## Objective
Give all of the lines again exactly as they read.
# # # # #
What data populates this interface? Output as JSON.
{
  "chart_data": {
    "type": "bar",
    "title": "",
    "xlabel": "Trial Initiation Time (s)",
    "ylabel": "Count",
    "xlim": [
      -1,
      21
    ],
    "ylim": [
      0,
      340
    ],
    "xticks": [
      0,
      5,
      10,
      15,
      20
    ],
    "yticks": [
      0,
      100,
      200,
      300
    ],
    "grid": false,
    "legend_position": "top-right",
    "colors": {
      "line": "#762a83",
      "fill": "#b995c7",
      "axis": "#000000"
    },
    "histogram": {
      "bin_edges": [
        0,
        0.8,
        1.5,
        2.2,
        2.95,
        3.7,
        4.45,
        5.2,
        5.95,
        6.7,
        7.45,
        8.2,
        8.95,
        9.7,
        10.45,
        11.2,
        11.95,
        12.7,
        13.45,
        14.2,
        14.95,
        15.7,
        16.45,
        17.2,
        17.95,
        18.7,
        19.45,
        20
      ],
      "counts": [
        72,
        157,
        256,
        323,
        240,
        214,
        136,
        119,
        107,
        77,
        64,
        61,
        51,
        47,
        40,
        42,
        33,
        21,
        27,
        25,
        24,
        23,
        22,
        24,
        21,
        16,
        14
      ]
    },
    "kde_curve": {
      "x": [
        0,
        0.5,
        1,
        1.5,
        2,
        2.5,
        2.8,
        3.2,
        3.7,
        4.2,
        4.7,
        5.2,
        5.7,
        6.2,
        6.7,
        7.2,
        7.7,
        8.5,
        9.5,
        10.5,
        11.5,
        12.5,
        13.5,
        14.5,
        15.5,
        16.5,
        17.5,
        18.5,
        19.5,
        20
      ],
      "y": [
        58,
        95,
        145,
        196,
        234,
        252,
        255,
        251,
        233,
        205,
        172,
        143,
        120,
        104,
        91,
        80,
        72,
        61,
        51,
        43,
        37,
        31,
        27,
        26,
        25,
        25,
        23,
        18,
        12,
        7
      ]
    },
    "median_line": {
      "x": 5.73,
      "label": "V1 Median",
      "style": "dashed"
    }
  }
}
# # # # #
## Written solution
What data populates this interface? Output as JSON.
{
  "chart_data": {
    "type": "bar",
    "title": "",
    "xlabel": "Trial Initiation Time (s)",
    "ylabel": "Count",
    "xlim": [
      -1,
      21
    ],
    "ylim": [
      0,
      340
    ],
    "xticks": [
      0,
      5,
      10,
      15,
      20
    ],
    "yticks": [
      0,
      100,
      200,
      300
    ],
    "grid": false,
    "legend_position": "top-right",
    "colors": {
      "line": "#762a83",
      "fill": "#b995c7",
      "axis": "#000000"
    },
    "histogram": {
      "bin_edges": [
        0,
        0.8,
        1.5,
        2.2,
        2.95,
        3.7,
        4.45,
        5.2,
        5.95,
        6.7,
        7.45,
        8.2,
        8.95,
        9.7,
        10.45,
        11.2,
        11.95,
        12.7,
        13.45,
        14.2,
        14.95,
        15.7,
        16.45,
        17.2,
        17.95,
        18.7,
        19.45,
        20
      ],
      "counts": [
        72,
        157,
        256,
        323,
        240,
        214,
        136,
        119,
        107,
        77,
        64,
        61,
        51,
        47,
        40,
        42,
        33,
        21,
        27,
        25,
        24,
        23,
        22,
        24,
        21,
        16,
        14
      ]
    },
    "kde_curve": {
      "x": [
        0,
        0.5,
        1,
        1.5,
        2,
        2.5,
        2.8,
        3.2,
        3.7,
        4.2,
        4.7,
        5.2,
        5.7,
        6.2,
        6.7,
        7.2,
        7.7,
        8.5,
        9.5,
        10.5,
        11.5,
        12.5,
        13.5,
        14.5,
        15.5,
        16.5,
        17.5,
        18.5,
        19.5,
        20
      ],
      "y": [
        58,
        95,
        145,
        196,
        234,
        252,
        255,
        251,
        233,
        205,
        172,
        143,
        120,
        104,
        91,
        80,
        72,
        61,
        51,
        43,
        37,
        31,
        27,
        26,
        25,
        25,
        23,
        18,
        12,
        7
      ]
    },
    "median_line": {
      "x": 5.73,
      "label": "V1 Median",
      "style": "dashed"
    }
  }
}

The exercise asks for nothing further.